What to produce:
Reproduce the records below exactly as they appear, omitting any pictures they contain.
* Start Records for the exercise *
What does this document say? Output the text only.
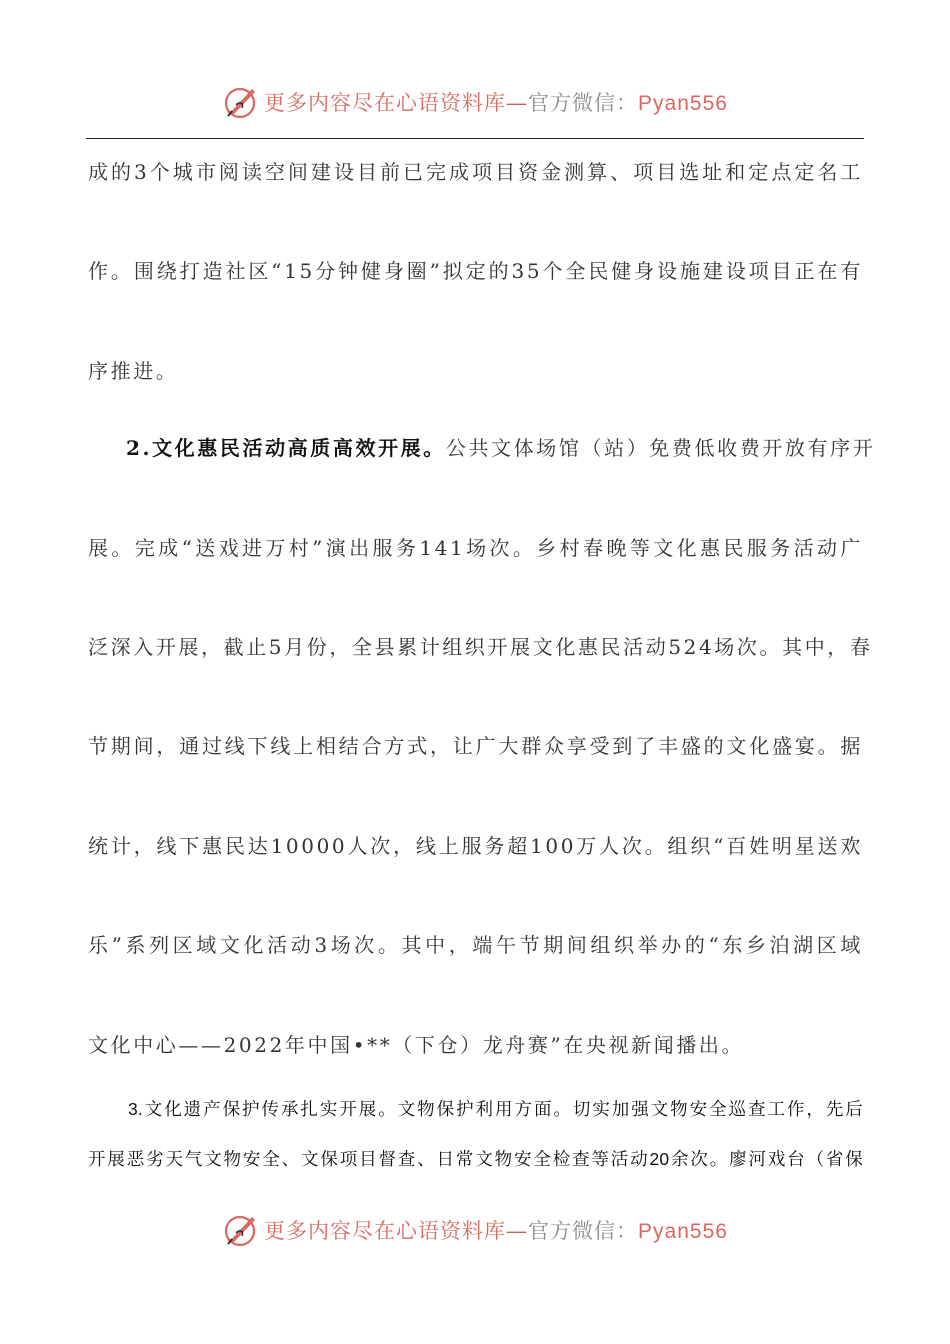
更多内容尽在心语资料库—官方微信：Pyan556
成的3个城市阅读空间建设目前已完成项目资金测算、项目选址和定点定名工
作。围绕打造社区“15分钟健身圈”拟定的35个全民健身设施建设项目正在有
序推进。
2.文化惠民活动高质高效开展。公共文体场馆（站）免费低收费开放有序开
展。完成“送戏进万村”演出服务141场次。乡村春晚等文化惠民服务活动广
泛深入开展，截止5月份，全县累计组织开展文化惠民活动524场次。其中，春
节期间，通过线下线上相结合方式，让广大群众享受到了丰盛的文化盛宴。据
统计，线下惠民达10000人次，线上服务超100万人次。组织“百姓明星送欢
乐”系列区域文化活动3场次。其中，端午节期间组织举办的“东乡泊湖区域
文化中心——2022年中国•**（下仓）龙舟赛”在央视新闻播出。
3.文化遗产保护传承扎实开展。文物保护利用方面。切实加强文物安全巡查工作，先后
开展恶劣天气文物安全、文保项目督查、日常文物安全检查等活动20余次。廖河戏台（省保
更多内容尽在心语资料库—官方微信：Pyan556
* End Records for the exercise *
Solved problem:
What does this document say? Output the text only.
更多内容尽在心语资料库—官方微信：Pyan556
成的3个城市阅读空间建设目前已完成项目资金测算、项目选址和定点定名工
作。围绕打造社区“15分钟健身圈”拟定的35个全民健身设施建设项目正在有
序推进。
2.文化惠民活动高质高效开展。公共文体场馆（站）免费低收费开放有序开
展。完成“送戏进万村”演出服务141场次。乡村春晚等文化惠民服务活动广
泛深入开展，截止5月份，全县累计组织开展文化惠民活动524场次。其中，春
节期间，通过线下线上相结合方式，让广大群众享受到了丰盛的文化盛宴。据
统计，线下惠民达10000人次，线上服务超100万人次。组织“百姓明星送欢
乐”系列区域文化活动3场次。其中，端午节期间组织举办的“东乡泊湖区域
文化中心——2022年中国•**（下仓）龙舟赛”在央视新闻播出。
3.文化遗产保护传承扎实开展。文物保护利用方面。切实加强文物安全巡查工作，先后
开展恶劣天气文物安全、文保项目督查、日常文物安全检查等活动20余次。廖河戏台（省保
更多内容尽在心语资料库—官方微信：Pyan556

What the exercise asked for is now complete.